---------- STORED DATA

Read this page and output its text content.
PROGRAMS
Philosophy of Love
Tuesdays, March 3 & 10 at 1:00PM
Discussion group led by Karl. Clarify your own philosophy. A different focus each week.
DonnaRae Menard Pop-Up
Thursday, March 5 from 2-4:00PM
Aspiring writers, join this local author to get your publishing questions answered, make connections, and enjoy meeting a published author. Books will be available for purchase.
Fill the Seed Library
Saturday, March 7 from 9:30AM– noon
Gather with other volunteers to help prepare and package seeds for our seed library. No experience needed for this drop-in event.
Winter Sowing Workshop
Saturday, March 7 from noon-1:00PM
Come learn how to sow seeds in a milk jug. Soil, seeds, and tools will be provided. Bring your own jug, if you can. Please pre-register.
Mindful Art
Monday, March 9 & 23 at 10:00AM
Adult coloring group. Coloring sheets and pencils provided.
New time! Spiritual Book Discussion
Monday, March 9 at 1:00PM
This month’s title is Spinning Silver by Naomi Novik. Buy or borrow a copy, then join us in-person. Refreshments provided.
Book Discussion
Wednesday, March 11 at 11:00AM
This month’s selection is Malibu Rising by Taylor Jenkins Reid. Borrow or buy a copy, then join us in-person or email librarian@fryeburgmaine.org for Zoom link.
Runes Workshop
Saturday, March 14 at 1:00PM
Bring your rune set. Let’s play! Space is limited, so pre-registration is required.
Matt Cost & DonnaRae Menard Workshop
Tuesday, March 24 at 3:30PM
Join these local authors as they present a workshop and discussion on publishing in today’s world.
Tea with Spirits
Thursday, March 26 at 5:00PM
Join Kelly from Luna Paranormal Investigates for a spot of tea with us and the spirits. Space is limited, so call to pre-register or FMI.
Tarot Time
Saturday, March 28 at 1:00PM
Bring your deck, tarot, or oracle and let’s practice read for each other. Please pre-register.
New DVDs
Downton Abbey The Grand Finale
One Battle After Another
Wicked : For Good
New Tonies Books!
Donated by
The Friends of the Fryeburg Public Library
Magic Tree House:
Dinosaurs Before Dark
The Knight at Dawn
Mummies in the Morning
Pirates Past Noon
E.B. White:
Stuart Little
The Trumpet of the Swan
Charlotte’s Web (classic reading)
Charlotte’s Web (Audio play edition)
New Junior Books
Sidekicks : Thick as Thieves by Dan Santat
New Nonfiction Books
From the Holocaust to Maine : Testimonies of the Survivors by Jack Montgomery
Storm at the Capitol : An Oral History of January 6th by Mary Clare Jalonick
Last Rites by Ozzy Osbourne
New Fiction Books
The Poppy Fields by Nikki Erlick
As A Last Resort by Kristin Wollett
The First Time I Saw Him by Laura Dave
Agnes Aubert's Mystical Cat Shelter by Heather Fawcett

--------------------

■ GIVEN REQUEST: Find out how many lines in the listing contain the string "limited". Give the number alone.

■ PROBLEM SOLUTION: 2